### [Written instruction]
In the lines below, find how many contain the word "pattern" and report that figure alone.

..............................

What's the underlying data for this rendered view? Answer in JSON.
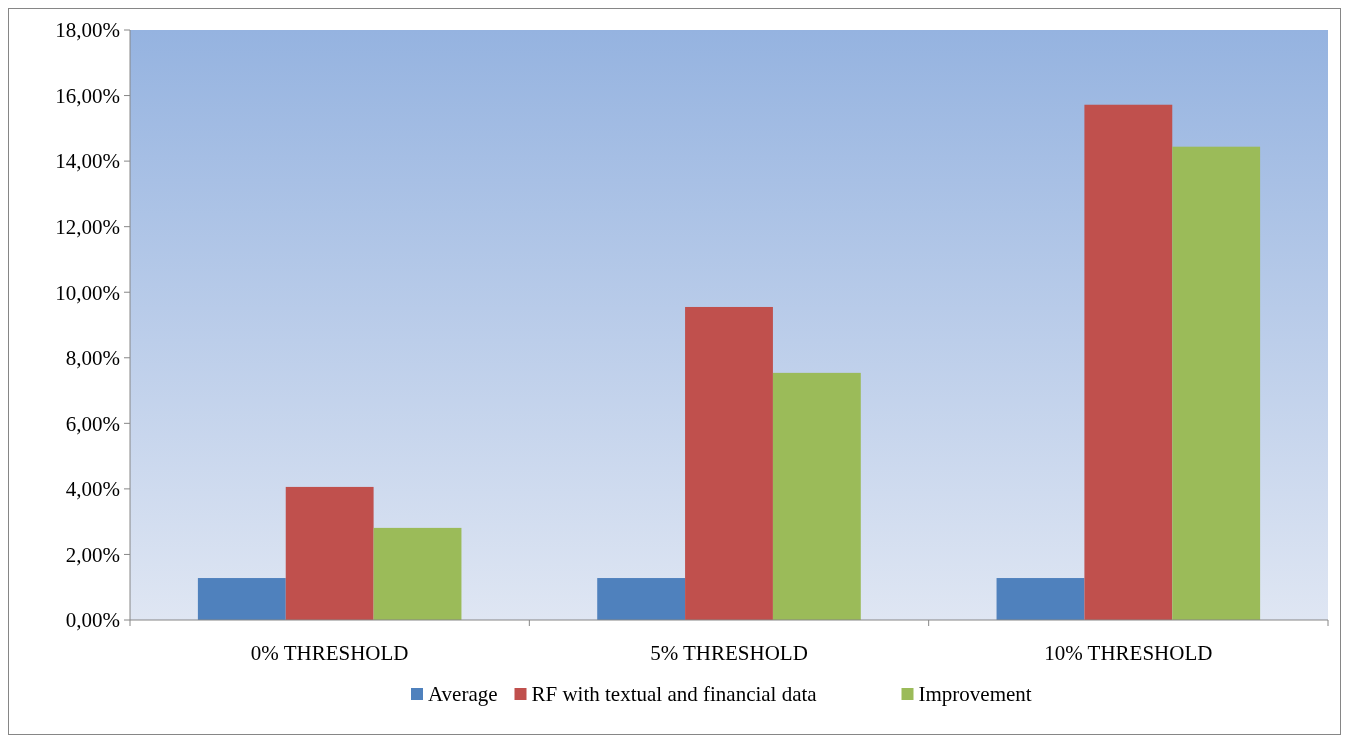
{
  "chart_data": {
    "type": "bar",
    "categories": [
      "0% THRESHOLD",
      "5% THRESHOLD",
      "10% THRESHOLD"
    ],
    "series": [
      {
        "name": "Average",
        "color": "#4f81bd",
        "values": [
          1.28,
          1.28,
          1.28
        ]
      },
      {
        "name": "RF with textual and financial data",
        "color": "#c0504d",
        "values": [
          4.06,
          9.55,
          15.72
        ]
      },
      {
        "name": "Improvement",
        "color": "#9bbb59",
        "values": [
          2.81,
          7.54,
          14.44
        ]
      }
    ],
    "ylim": [
      0,
      18
    ],
    "yticks": [
      {
        "value": 0,
        "label": "0,00%"
      },
      {
        "value": 2,
        "label": "2,00%"
      },
      {
        "value": 4,
        "label": "4,00%"
      },
      {
        "value": 6,
        "label": "6,00%"
      },
      {
        "value": 8,
        "label": "8,00%"
      },
      {
        "value": 10,
        "label": "10,00%"
      },
      {
        "value": 12,
        "label": "12,00%"
      },
      {
        "value": 14,
        "label": "14,00%"
      },
      {
        "value": 16,
        "label": "16,00%"
      },
      {
        "value": 18,
        "label": "18,00%"
      }
    ],
    "grid": false,
    "legend": "bottom"
  }
}
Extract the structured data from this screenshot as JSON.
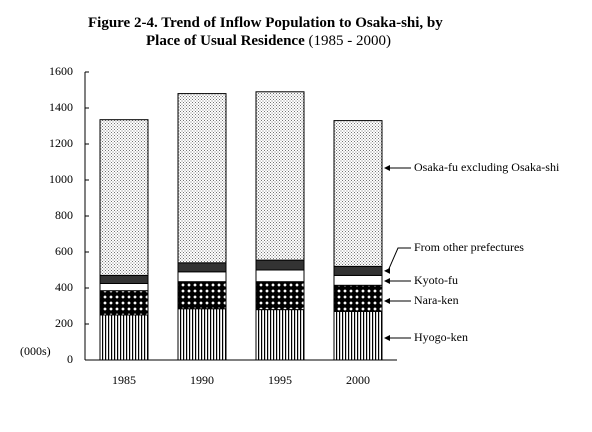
{
  "chart_data": {
    "type": "stacked-bar",
    "title": "Figure 2-4. Trend of Inflow Population to Osaka-shi, by Place of Usual Residence",
    "subtitle": "(1985 - 2000)",
    "y_label": "(000s)",
    "categories": [
      "1985",
      "1990",
      "1995",
      "2000"
    ],
    "series": [
      {
        "name": "Hyogo-ken",
        "color": "#000000",
        "pattern": "vertical-lines",
        "values": [
          250,
          285,
          280,
          270
        ]
      },
      {
        "name": "Nara-ken",
        "color": "#000000",
        "pattern": "crosshatch",
        "values": [
          135,
          150,
          155,
          145
        ]
      },
      {
        "name": "Kyoto-fu",
        "color": "#ffffff",
        "pattern": "solid",
        "values": [
          40,
          55,
          65,
          55
        ]
      },
      {
        "name": "From other prefectures",
        "color": "#333333",
        "pattern": "solid",
        "values": [
          45,
          50,
          55,
          50
        ]
      },
      {
        "name": "Osaka-fu excluding Osaka-shi",
        "color": "#000000",
        "pattern": "dots",
        "values": [
          865,
          940,
          935,
          810
        ]
      }
    ],
    "ylim": [
      0,
      1600
    ],
    "yticks": [
      0,
      200,
      400,
      600,
      800,
      1000,
      1200,
      1400,
      1600
    ],
    "grid": false
  }
}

..............................

### [Task response]
5